- Task goal: Only lines holding the word "年上半年工作总结暨经营分析会" should be copied from the material.

--- begin Entries supplied ---

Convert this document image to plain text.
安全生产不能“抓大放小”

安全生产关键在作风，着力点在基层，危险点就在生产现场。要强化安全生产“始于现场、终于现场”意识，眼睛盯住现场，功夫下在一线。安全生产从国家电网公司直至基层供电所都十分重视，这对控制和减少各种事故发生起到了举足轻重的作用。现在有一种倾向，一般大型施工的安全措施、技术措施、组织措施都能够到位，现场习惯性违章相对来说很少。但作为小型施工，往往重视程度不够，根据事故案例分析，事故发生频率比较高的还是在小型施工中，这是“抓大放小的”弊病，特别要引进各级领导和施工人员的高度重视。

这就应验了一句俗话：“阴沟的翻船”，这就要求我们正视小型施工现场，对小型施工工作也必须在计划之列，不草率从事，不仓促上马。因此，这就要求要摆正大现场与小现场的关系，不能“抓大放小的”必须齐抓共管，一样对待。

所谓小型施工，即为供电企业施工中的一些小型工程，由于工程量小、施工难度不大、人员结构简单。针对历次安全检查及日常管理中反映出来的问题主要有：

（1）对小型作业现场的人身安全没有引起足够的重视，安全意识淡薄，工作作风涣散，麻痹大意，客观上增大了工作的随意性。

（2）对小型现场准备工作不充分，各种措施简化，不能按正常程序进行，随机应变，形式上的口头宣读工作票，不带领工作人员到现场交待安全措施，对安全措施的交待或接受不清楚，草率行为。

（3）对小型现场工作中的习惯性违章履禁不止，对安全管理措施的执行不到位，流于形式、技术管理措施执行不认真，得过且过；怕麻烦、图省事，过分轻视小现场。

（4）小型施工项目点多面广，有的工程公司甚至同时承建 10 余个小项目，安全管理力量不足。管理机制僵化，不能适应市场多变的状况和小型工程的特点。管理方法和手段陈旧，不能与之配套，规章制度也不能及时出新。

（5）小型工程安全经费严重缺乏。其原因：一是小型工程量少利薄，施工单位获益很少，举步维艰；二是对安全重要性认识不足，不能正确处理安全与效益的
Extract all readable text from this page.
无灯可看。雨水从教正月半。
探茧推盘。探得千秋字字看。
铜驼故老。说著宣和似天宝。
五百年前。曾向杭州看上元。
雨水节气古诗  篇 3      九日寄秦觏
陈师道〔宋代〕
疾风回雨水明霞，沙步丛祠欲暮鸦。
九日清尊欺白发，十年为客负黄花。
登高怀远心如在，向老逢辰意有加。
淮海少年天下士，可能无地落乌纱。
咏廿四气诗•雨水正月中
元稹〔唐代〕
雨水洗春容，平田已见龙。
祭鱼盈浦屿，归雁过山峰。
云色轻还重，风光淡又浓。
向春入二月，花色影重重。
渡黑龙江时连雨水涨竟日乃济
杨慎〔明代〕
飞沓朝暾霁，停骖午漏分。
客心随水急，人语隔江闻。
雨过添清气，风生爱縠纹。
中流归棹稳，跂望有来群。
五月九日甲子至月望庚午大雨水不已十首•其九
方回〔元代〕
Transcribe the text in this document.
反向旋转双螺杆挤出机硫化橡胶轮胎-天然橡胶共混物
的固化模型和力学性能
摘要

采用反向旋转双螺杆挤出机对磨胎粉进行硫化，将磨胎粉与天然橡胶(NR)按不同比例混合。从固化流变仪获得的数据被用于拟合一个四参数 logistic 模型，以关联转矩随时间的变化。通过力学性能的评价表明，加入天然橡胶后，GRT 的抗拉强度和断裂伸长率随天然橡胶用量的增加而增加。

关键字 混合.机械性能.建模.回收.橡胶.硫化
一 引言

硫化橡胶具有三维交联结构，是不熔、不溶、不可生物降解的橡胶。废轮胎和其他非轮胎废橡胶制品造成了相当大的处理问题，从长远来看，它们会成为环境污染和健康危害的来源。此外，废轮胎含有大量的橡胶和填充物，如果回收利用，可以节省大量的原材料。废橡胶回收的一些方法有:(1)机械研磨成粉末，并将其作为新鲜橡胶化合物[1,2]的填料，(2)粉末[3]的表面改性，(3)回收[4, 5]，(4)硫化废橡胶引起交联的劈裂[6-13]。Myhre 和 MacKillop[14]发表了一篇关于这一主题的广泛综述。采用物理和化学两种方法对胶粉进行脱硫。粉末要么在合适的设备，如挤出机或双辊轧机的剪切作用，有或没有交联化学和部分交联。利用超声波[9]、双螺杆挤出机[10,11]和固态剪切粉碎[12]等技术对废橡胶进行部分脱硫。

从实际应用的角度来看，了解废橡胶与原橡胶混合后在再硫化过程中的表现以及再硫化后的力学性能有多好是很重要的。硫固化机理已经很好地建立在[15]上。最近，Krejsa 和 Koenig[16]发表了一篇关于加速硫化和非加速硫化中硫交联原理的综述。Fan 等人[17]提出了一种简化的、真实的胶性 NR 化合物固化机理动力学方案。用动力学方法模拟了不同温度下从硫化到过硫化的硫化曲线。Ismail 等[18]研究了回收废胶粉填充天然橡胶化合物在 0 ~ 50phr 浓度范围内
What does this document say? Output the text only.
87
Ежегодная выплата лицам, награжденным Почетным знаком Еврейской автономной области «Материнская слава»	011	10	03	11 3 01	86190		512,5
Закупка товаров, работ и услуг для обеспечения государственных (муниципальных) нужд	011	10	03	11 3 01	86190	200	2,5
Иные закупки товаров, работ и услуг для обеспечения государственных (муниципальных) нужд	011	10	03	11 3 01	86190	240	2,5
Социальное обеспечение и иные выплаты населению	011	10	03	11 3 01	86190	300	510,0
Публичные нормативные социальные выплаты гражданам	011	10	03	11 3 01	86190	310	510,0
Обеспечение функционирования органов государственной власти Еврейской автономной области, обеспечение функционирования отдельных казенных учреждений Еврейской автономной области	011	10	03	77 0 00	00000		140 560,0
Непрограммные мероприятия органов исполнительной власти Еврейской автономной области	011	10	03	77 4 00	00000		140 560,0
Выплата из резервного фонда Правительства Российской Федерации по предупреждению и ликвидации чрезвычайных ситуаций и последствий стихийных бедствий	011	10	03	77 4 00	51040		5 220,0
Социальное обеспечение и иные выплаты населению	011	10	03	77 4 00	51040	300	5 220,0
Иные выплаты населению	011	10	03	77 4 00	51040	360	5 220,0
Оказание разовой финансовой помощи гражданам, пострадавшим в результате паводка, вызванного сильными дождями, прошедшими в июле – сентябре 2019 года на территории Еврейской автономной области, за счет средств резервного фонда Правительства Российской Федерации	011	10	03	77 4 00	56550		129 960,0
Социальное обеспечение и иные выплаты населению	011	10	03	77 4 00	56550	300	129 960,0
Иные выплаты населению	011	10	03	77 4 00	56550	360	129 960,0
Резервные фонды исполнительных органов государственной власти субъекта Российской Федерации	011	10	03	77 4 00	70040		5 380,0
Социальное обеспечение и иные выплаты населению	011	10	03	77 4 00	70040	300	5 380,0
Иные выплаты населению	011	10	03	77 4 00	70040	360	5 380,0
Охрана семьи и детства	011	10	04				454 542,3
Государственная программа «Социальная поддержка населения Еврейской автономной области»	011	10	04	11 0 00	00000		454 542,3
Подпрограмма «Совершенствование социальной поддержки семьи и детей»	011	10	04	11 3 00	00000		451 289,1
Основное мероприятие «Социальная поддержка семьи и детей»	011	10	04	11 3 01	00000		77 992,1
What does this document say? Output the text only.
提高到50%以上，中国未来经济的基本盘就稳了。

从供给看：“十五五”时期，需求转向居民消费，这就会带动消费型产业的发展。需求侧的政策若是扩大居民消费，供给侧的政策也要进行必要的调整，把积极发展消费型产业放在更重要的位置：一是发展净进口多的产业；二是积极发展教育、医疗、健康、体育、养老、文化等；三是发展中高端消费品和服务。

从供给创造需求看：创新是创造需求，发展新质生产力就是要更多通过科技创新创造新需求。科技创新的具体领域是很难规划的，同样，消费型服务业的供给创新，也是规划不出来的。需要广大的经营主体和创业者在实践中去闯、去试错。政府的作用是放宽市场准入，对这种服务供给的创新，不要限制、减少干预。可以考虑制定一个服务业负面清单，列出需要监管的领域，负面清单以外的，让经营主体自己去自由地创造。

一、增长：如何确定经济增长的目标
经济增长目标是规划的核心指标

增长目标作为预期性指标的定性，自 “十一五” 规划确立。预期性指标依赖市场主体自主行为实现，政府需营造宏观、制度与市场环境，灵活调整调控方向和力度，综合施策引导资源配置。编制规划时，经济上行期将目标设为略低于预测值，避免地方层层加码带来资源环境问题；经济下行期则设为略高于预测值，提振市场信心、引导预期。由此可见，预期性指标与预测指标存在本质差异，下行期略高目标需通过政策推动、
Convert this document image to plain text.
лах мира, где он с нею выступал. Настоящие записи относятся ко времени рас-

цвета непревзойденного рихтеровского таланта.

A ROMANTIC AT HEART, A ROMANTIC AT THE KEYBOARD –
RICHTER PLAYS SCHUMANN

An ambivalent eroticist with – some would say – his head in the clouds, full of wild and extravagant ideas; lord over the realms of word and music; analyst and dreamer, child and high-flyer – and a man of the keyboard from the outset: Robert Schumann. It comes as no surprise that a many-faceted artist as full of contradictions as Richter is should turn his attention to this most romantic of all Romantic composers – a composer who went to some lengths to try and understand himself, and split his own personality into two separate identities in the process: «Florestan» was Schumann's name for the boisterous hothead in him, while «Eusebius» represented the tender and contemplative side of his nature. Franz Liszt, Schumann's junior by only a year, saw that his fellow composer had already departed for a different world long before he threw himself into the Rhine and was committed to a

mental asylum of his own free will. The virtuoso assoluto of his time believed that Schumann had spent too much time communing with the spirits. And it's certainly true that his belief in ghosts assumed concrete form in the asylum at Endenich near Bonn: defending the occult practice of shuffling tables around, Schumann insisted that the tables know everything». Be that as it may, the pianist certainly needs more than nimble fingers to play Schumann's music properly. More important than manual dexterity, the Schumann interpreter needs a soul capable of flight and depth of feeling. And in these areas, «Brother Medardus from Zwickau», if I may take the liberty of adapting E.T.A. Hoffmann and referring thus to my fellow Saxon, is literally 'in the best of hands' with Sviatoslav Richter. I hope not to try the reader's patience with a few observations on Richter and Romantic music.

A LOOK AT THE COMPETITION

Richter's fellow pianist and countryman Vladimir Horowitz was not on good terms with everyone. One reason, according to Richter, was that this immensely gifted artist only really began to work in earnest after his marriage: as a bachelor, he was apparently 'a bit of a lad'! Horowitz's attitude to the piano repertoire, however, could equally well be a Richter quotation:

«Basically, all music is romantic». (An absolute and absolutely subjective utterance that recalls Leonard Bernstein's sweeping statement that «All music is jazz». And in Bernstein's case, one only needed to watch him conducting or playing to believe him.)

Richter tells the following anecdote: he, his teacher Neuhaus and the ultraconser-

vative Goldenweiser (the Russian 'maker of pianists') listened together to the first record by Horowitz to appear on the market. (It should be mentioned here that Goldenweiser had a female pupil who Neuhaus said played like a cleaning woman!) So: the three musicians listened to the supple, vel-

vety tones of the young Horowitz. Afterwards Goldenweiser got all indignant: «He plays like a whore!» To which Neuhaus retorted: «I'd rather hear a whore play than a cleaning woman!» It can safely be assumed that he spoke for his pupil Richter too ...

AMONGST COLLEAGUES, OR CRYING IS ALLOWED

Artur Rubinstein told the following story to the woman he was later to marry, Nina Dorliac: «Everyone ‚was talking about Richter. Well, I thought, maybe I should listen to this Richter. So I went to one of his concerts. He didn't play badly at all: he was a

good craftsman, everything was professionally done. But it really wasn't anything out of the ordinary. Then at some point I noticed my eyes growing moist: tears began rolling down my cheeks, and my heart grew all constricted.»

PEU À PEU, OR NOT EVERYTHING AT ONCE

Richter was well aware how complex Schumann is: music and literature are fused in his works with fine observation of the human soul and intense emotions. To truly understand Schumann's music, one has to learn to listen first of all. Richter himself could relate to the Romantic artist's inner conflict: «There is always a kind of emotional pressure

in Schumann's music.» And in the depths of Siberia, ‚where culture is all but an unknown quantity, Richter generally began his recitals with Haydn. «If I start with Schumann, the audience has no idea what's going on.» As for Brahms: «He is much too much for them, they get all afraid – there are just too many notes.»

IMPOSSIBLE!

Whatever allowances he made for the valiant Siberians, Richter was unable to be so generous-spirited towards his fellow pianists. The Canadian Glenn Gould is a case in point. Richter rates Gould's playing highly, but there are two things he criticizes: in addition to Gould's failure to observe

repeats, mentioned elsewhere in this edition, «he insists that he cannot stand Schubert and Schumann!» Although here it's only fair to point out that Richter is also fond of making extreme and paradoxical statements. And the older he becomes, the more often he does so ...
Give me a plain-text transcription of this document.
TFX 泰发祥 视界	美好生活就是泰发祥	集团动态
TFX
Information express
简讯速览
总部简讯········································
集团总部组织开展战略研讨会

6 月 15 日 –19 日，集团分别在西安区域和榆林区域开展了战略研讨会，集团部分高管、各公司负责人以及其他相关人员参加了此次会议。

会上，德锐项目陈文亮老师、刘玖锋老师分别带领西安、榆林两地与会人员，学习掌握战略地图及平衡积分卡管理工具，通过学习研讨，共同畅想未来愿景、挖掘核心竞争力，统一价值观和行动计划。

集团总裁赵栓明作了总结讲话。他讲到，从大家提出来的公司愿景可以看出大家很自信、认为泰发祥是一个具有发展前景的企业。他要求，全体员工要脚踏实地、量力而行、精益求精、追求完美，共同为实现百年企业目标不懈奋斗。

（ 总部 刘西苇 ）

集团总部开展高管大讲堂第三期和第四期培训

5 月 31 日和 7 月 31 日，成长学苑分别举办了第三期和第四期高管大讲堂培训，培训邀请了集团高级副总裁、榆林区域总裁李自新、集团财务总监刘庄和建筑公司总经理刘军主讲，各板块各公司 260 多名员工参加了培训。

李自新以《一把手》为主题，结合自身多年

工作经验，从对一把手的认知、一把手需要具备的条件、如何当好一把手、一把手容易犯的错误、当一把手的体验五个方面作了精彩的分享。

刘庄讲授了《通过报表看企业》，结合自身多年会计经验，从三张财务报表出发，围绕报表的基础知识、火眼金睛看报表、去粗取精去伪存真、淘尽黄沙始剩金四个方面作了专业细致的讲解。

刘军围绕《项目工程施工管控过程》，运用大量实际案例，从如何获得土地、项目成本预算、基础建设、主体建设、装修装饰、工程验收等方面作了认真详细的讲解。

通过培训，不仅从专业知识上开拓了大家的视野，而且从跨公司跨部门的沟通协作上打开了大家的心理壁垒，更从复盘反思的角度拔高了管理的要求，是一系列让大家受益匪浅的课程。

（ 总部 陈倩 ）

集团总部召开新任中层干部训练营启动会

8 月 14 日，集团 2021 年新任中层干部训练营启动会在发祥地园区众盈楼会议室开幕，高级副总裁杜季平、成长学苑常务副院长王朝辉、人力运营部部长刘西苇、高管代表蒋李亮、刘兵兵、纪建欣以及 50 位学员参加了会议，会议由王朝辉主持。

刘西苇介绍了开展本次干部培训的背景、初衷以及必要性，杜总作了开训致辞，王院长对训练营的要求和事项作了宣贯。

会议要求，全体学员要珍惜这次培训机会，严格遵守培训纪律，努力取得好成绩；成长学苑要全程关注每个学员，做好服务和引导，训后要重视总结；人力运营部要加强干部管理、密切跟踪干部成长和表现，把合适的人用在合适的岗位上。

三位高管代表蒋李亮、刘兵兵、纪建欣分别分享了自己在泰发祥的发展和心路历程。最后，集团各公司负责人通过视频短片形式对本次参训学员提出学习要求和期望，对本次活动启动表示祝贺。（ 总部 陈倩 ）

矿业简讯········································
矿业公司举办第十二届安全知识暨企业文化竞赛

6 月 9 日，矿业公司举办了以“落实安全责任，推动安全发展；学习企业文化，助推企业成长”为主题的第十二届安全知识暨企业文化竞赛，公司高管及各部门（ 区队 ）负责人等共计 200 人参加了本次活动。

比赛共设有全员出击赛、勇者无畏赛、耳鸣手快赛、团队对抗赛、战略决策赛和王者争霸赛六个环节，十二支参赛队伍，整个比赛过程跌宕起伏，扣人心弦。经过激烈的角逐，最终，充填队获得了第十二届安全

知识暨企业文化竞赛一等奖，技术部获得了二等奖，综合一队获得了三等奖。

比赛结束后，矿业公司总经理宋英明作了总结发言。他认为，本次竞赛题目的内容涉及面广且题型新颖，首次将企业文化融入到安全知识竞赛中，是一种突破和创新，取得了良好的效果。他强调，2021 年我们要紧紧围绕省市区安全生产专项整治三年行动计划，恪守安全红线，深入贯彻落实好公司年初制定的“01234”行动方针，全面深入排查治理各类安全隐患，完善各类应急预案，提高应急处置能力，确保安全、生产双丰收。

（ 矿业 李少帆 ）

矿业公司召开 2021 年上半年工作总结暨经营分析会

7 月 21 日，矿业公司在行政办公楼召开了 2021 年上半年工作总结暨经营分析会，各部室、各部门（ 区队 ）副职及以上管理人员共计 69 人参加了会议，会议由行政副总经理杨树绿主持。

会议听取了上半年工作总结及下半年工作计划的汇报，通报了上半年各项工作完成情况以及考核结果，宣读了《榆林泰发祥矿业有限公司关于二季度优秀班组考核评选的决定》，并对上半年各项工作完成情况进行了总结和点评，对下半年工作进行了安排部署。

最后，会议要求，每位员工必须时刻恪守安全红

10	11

--- end Entries supplied ---

- Result of the task:
矿业公司召开 2021 年上半年工作总结暨经营分析会
7 月 21 日，矿业公司在行政办公楼召开了 2021 年上半年工作总结暨经营分析会，各部室、各部门（ 区队 ）副职及以上管理人员共计 69 人参加了会议，会议由行政副总经理杨树绿主持。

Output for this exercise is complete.